GIVEN DATA:
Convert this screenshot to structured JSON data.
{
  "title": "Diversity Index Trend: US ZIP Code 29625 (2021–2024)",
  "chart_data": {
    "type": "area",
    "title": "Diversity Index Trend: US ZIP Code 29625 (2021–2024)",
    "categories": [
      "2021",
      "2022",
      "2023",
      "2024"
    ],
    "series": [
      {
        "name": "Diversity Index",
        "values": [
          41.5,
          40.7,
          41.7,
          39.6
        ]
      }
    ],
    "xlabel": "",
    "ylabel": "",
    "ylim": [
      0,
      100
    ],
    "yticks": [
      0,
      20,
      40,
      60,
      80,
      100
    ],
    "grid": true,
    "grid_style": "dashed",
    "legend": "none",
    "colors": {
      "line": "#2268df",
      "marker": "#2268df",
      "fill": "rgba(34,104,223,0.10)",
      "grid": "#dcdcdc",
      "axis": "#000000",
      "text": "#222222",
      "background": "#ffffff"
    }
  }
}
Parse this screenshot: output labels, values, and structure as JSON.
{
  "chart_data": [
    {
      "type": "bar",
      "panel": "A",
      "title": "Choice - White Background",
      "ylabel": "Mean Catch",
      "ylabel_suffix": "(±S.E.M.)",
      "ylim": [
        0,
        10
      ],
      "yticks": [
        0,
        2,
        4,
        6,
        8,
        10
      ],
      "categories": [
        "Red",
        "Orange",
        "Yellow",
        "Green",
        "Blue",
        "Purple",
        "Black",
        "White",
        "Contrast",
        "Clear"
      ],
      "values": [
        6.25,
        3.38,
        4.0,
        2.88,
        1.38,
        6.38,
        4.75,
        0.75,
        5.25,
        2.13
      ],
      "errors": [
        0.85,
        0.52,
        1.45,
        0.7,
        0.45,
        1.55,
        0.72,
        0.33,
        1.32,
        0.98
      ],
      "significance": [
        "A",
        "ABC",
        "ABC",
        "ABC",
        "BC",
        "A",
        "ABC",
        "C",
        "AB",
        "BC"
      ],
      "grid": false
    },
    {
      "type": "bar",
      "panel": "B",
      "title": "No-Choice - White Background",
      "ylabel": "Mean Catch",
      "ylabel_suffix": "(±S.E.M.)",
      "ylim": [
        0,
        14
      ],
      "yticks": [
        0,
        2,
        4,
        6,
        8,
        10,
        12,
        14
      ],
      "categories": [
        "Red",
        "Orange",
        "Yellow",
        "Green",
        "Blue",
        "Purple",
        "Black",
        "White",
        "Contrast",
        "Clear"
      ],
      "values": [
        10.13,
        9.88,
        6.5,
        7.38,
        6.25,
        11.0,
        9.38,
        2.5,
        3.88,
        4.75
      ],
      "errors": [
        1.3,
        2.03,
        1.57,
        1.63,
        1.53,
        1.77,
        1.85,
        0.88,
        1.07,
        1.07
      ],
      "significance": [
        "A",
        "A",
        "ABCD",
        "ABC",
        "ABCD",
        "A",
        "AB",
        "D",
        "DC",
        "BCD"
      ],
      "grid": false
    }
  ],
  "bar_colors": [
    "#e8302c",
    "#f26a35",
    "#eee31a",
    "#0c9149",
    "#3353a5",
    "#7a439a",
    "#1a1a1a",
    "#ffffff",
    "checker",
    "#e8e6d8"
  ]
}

PROBLEM DESCRIPTION: Copy each line of the entries that includes the word "screenshot".

SOLVED EXERCISE:
Convert this screenshot to structured JSON data.
Parse this screenshot: output labels, values, and structure as JSON.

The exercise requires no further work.